What to produce: Copy out all the records exactly.

Record extracts:
## start
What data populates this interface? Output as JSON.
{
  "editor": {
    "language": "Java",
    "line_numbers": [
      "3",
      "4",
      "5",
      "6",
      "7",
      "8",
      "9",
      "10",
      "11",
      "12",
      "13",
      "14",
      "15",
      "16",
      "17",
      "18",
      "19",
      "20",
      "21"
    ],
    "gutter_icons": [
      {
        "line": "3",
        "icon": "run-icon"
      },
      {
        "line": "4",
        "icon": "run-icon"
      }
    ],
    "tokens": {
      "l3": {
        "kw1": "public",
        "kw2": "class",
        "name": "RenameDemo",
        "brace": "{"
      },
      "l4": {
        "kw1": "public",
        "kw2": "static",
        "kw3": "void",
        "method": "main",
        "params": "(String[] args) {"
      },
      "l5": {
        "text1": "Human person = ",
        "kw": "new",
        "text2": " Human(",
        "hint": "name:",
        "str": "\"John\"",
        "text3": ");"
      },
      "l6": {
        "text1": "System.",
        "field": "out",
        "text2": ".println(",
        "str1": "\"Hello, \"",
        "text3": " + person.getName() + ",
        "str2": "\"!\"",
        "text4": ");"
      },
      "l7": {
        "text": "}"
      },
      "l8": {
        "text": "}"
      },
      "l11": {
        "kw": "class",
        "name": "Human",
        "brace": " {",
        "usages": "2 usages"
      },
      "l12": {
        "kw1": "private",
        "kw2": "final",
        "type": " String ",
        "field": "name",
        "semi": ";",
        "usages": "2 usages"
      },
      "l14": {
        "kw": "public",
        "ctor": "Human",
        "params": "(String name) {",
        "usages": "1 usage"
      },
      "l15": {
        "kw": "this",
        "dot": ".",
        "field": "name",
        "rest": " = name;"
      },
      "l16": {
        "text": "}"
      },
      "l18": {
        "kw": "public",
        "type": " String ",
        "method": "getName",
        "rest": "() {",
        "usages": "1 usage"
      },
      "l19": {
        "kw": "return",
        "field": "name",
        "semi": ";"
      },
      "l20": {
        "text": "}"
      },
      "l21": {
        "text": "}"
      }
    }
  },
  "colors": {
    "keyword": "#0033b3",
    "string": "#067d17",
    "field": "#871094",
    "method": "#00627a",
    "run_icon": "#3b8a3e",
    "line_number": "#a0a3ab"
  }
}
## end
Exercise solution:
What data populates this interface? Output as JSON.
{
  "editor": {
    "language": "Java",
    "line_numbers": [
      "3",
      "4",
      "5",
      "6",
      "7",
      "8",
      "9",
      "10",
      "11",
      "12",
      "13",
      "14",
      "15",
      "16",
      "17",
      "18",
      "19",
      "20",
      "21"
    ],
    "gutter_icons": [
      {
        "line": "3",
        "icon": "run-icon"
      },
      {
        "line": "4",
        "icon": "run-icon"
      }
    ],
    "tokens": {
      "l3": {
        "kw1": "public",
        "kw2": "class",
        "name": "RenameDemo",
        "brace": "{"
      },
      "l4": {
        "kw1": "public",
        "kw2": "static",
        "kw3": "void",
        "method": "main",
        "params": "(String[] args) {"
      },
      "l5": {
        "text1": "Human person = ",
        "kw": "new",
        "text2": " Human(",
        "hint": "name:",
        "str": "\"John\"",
        "text3": ");"
      },
      "l6": {
        "text1": "System.",
        "field": "out",
        "text2": ".println(",
        "str1": "\"Hello, \"",
        "text3": " + person.getName() + ",
        "str2": "\"!\"",
        "text4": ");"
      },
      "l7": {
        "text": "}"
      },
      "l8": {
        "text": "}"
      },
      "l11": {
        "kw": "class",
        "name": "Human",
        "brace": " {",
        "usages": "2 usages"
      },
      "l12": {
        "kw1": "private",
        "kw2": "final",
        "type": " String ",
        "field": "name",
        "semi": ";",
        "usages": "2 usages"
      },
      "l14": {
        "kw": "public",
        "ctor": "Human",
        "params": "(String name) {",
        "usages": "1 usage"
      },
      "l15": {
        "kw": "this",
        "dot": ".",
        "field": "name",
        "rest": " = name;"
      },
      "l16": {
        "text": "}"
      },
      "l18": {
        "kw": "public",
        "type": " String ",
        "method": "getName",
        "rest": "() {",
        "usages": "1 usage"
      },
      "l19": {
        "kw": "return",
        "field": "name",
        "semi": ";"
      },
      "l20": {
        "text": "}"
      },
      "l21": {
        "text": "}"
      }
    }
  },
  "colors": {
    "keyword": "#0033b3",
    "string": "#067d17",
    "field": "#871094",
    "method": "#00627a",
    "run_icon": "#3b8a3e",
    "line_number": "#a0a3ab"
  }
}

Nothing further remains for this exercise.